PROBLEM
Write out the entries verbatim and leave the images out of the copy.

RECORDS SHOWN
## Begin

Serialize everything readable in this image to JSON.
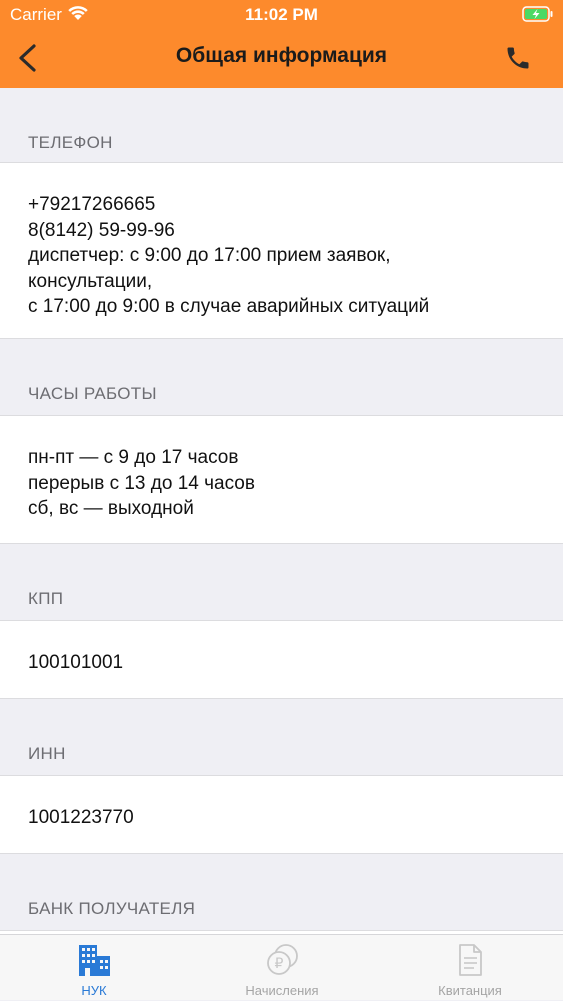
{
  "status_bar": {
    "carrier": "Carrier",
    "time": "11:02 PM"
  },
  "nav": {
    "title": "Общая информация"
  },
  "sections": [
    {
      "header": "ТЕЛЕФОН",
      "lines": [
        "+79217266665",
        "8(8142) 59-99-96",
        "диспетчер: с 9:00 до 17:00 прием заявок,",
        "консультации,",
        "с 17:00 до 9:00 в случае аварийных ситуаций"
      ]
    },
    {
      "header": "ЧАСЫ РАБОТЫ",
      "lines": [
        "пн-пт — с 9 до 17 часов",
        "перерыв с 13 до 14 часов",
        "сб, вс — выходной"
      ]
    },
    {
      "header": "КПП",
      "lines": [
        "100101001"
      ]
    },
    {
      "header": "ИНН",
      "lines": [
        "1001223770"
      ]
    },
    {
      "header": "БАНК ПОЛУЧАТЕЛЯ",
      "lines": []
    }
  ],
  "tabbar": {
    "items": [
      {
        "label": "НУК",
        "icon": "buildings-icon",
        "active": true
      },
      {
        "label": "Начисления",
        "icon": "ruble-coins-icon",
        "active": false
      },
      {
        "label": "Квитанция",
        "icon": "document-icon",
        "active": false
      }
    ]
  },
  "colors": {
    "header_bg": "#fd8a2c",
    "active_tab": "#2a7ad6",
    "inactive_tab": "#a5a5a5",
    "background": "#efeff4"
  }
}
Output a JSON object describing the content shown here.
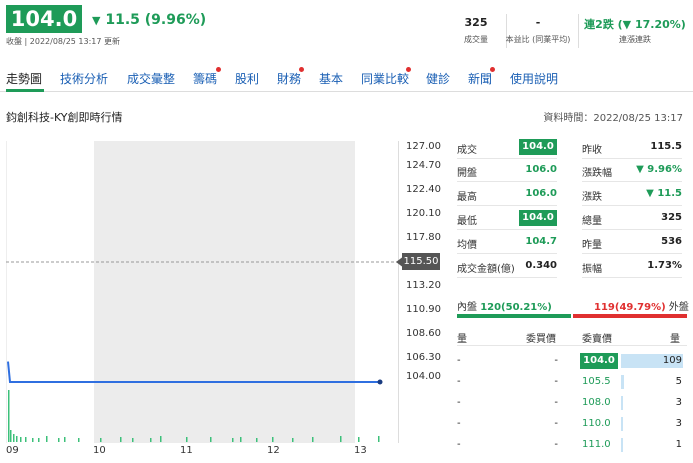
{
  "header": {
    "price": "104.0",
    "change_arrow": "▼",
    "change_text": "11.5 (9.96%)",
    "subline": "收盤 | 2022/08/25 13:17 更新",
    "stats": [
      {
        "value": "325",
        "label": "成交量"
      },
      {
        "value": "-",
        "label": "本益比 (同業平均)"
      },
      {
        "value": "連2跌 (▼ 17.20%)",
        "label": "連漲連跌"
      }
    ]
  },
  "nav": {
    "tabs": [
      {
        "label": "走勢圖",
        "active": true,
        "dot": false
      },
      {
        "label": "技術分析",
        "active": false,
        "dot": false
      },
      {
        "label": "成交彙整",
        "active": false,
        "dot": false
      },
      {
        "label": "籌碼",
        "active": false,
        "dot": true
      },
      {
        "label": "股利",
        "active": false,
        "dot": false
      },
      {
        "label": "財務",
        "active": false,
        "dot": true
      },
      {
        "label": "基本",
        "active": false,
        "dot": false
      },
      {
        "label": "同業比較",
        "active": false,
        "dot": true
      },
      {
        "label": "健診",
        "active": false,
        "dot": false
      },
      {
        "label": "新聞",
        "active": false,
        "dot": true
      },
      {
        "label": "使用說明",
        "active": false,
        "dot": false
      }
    ]
  },
  "section": {
    "title": "鈞創科技-KY創即時行情",
    "data_time": "資料時間：2022/08/25 13:17"
  },
  "chart_data": {
    "type": "line",
    "x_ticks": [
      "09",
      "10",
      "11",
      "12",
      "13"
    ],
    "y_ticks": [
      "127.00",
      "124.70",
      "122.40",
      "120.10",
      "117.80",
      "115.50",
      "113.20",
      "110.90",
      "108.60",
      "106.30",
      "104.00"
    ],
    "reference_price": "115.50",
    "ylim": [
      104.0,
      127.0
    ],
    "series": [
      {
        "values": [
          106.0,
          104.0,
          104.0
        ]
      }
    ],
    "volume_note": "volume bars along bottom"
  },
  "quote": {
    "left": [
      {
        "label": "成交",
        "value": "104.0",
        "style": "badge"
      },
      {
        "label": "開盤",
        "value": "106.0",
        "style": "green"
      },
      {
        "label": "最高",
        "value": "106.0",
        "style": "green"
      },
      {
        "label": "最低",
        "value": "104.0",
        "style": "badge"
      },
      {
        "label": "均價",
        "value": "104.7",
        "style": "green"
      },
      {
        "label": "成交金額(億)",
        "value": "0.340",
        "style": "plain"
      }
    ],
    "right": [
      {
        "label": "昨收",
        "value": "115.5",
        "style": "plain"
      },
      {
        "label": "漲跌幅",
        "value": "▼ 9.96%",
        "style": "green"
      },
      {
        "label": "漲跌",
        "value": "▼ 11.5",
        "style": "green"
      },
      {
        "label": "總量",
        "value": "325",
        "style": "plain"
      },
      {
        "label": "昨量",
        "value": "536",
        "style": "plain"
      },
      {
        "label": "振幅",
        "value": "1.73%",
        "style": "plain"
      }
    ]
  },
  "pressure": {
    "bid_label": "內盤",
    "bid_value": "120(50.21%)",
    "ask_value": "119(49.79%)",
    "ask_label": "外盤",
    "bid_ratio": 0.5021
  },
  "orderbook": {
    "headers": [
      "量",
      "委買價",
      "委賣價",
      "量"
    ],
    "rows": [
      {
        "bid_vol": "-",
        "bid_price": "-",
        "ask_price": "104.0",
        "ask_vol": "109",
        "vol_ratio": 1.0,
        "highlight": true
      },
      {
        "bid_vol": "-",
        "bid_price": "-",
        "ask_price": "105.5",
        "ask_vol": "5",
        "vol_ratio": 0.05,
        "highlight": false
      },
      {
        "bid_vol": "-",
        "bid_price": "-",
        "ask_price": "108.0",
        "ask_vol": "3",
        "vol_ratio": 0.03,
        "highlight": false
      },
      {
        "bid_vol": "-",
        "bid_price": "-",
        "ask_price": "110.0",
        "ask_vol": "3",
        "vol_ratio": 0.03,
        "highlight": false
      },
      {
        "bid_vol": "-",
        "bid_price": "-",
        "ask_price": "111.0",
        "ask_vol": "1",
        "vol_ratio": 0.01,
        "highlight": false
      }
    ]
  }
}
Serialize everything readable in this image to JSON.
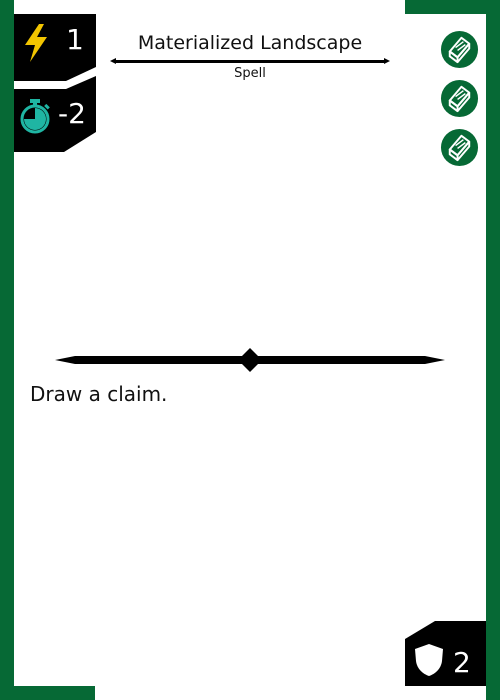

## End

FULL ANSWER
Serialize everything readable in this image to JSON.
{
  "status_bar": {
    "carrier": "Carrier",
    "time": "11:02 PM"
  },
  "nav": {
    "title": "Общая информация"
  },
  "sections": [
    {
      "header": "ТЕЛЕФОН",
      "lines": [
        "+79217266665",
        "8(8142) 59-99-96",
        "диспетчер: с 9:00 до 17:00 прием заявок,",
        "консультации,",
        "с 17:00 до 9:00 в случае аварийных ситуаций"
      ]
    },
    {
      "header": "ЧАСЫ РАБОТЫ",
      "lines": [
        "пн-пт — с 9 до 17 часов",
        "перерыв с 13 до 14 часов",
        "сб, вс — выходной"
      ]
    },
    {
      "header": "КПП",
      "lines": [
        "100101001"
      ]
    },
    {
      "header": "ИНН",
      "lines": [
        "1001223770"
      ]
    },
    {
      "header": "БАНК ПОЛУЧАТЕЛЯ",
      "lines": []
    }
  ],
  "tabbar": {
    "items": [
      {
        "label": "НУК",
        "icon": "buildings-icon",
        "active": true
      },
      {
        "label": "Начисления",
        "icon": "ruble-coins-icon",
        "active": false
      },
      {
        "label": "Квитанция",
        "icon": "document-icon",
        "active": false
      }
    ]
  },
  "colors": {
    "header_bg": "#fd8a2c",
    "active_tab": "#2a7ad6",
    "inactive_tab": "#a5a5a5",
    "background": "#efeff4"
  }
}
Output a JSON object describing the content shown here.
{
  "header": {
    "price": "104.0",
    "change_arrow": "▼",
    "change_text": "11.5 (9.96%)",
    "subline": "收盤 | 2022/08/25 13:17 更新",
    "stats": [
      {
        "value": "325",
        "label": "成交量"
      },
      {
        "value": "-",
        "label": "本益比 (同業平均)"
      },
      {
        "value": "連2跌 (▼ 17.20%)",
        "label": "連漲連跌"
      }
    ]
  },
  "nav": {
    "tabs": [
      {
        "label": "走勢圖",
        "active": true,
        "dot": false
      },
      {
        "label": "技術分析",
        "active": false,
        "dot": false
      },
      {
        "label": "成交彙整",
        "active": false,
        "dot": false
      },
      {
        "label": "籌碼",
        "active": false,
        "dot": true
      },
      {
        "label": "股利",
        "active": false,
        "dot": false
      },
      {
        "label": "財務",
        "active": false,
        "dot": true
      },
      {
        "label": "基本",
        "active": false,
        "dot": false
      },
      {
        "label": "同業比較",
        "active": false,
        "dot": true
      },
      {
        "label": "健診",
        "active": false,
        "dot": false
      },
      {
        "label": "新聞",
        "active": false,
        "dot": true
      },
      {
        "label": "使用說明",
        "active": false,
        "dot": false
      }
    ]
  },
  "section": {
    "title": "鈞創科技-KY創即時行情",
    "data_time": "資料時間：2022/08/25 13:17"
  },
  "chart_data": {
    "type": "line",
    "x_ticks": [
      "09",
      "10",
      "11",
      "12",
      "13"
    ],
    "y_ticks": [
      "127.00",
      "124.70",
      "122.40",
      "120.10",
      "117.80",
      "115.50",
      "113.20",
      "110.90",
      "108.60",
      "106.30",
      "104.00"
    ],
    "reference_price": "115.50",
    "ylim": [
      104.0,
      127.0
    ],
    "series": [
      {
        "values": [
          106.0,
          104.0,
          104.0
        ]
      }
    ],
    "volume_note": "volume bars along bottom"
  },
  "quote": {
    "left": [
      {
        "label": "成交",
        "value": "104.0",
        "style": "badge"
      },
      {
        "label": "開盤",
        "value": "106.0",
        "style": "green"
      },
      {
        "label": "最高",
        "value": "106.0",
        "style": "green"
      },
      {
        "label": "最低",
        "value": "104.0",
        "style": "badge"
      },
      {
        "label": "均價",
        "value": "104.7",
        "style": "green"
      },
      {
        "label": "成交金額(億)",
        "value": "0.340",
        "style": "plain"
      }
    ],
    "right": [
      {
        "label": "昨收",
        "value": "115.5",
        "style": "plain"
      },
      {
        "label": "漲跌幅",
        "value": "▼ 9.96%",
        "style": "green"
      },
      {
        "label": "漲跌",
        "value": "▼ 11.5",
        "style": "green"
      },
      {
        "label": "總量",
        "value": "325",
        "style": "plain"
      },
      {
        "label": "昨量",
        "value": "536",
        "style": "plain"
      },
      {
        "label": "振幅",
        "value": "1.73%",
        "style": "plain"
      }
    ]
  },
  "pressure": {
    "bid_label": "內盤",
    "bid_value": "120(50.21%)",
    "ask_value": "119(49.79%)",
    "ask_label": "外盤",
    "bid_ratio": 0.5021
  },
  "orderbook": {
    "headers": [
      "量",
      "委買價",
      "委賣價",
      "量"
    ],
    "rows": [
      {
        "bid_vol": "-",
        "bid_price": "-",
        "ask_price": "104.0",
        "ask_vol": "109",
        "vol_ratio": 1.0,
        "highlight": true
      },
      {
        "bid_vol": "-",
        "bid_price": "-",
        "ask_price": "105.5",
        "ask_vol": "5",
        "vol_ratio": 0.05,
        "highlight": false
      },
      {
        "bid_vol": "-",
        "bid_price": "-",
        "ask_price": "108.0",
        "ask_vol": "3",
        "vol_ratio": 0.03,
        "highlight": false
      },
      {
        "bid_vol": "-",
        "bid_price": "-",
        "ask_price": "110.0",
        "ask_vol": "3",
        "vol_ratio": 0.03,
        "highlight": false
      },
      {
        "bid_vol": "-",
        "bid_price": "-",
        "ask_price": "111.0",
        "ask_vol": "1",
        "vol_ratio": 0.01,
        "highlight": false
      }
    ]
  }
}
Serialize everything readable in this image to JSON.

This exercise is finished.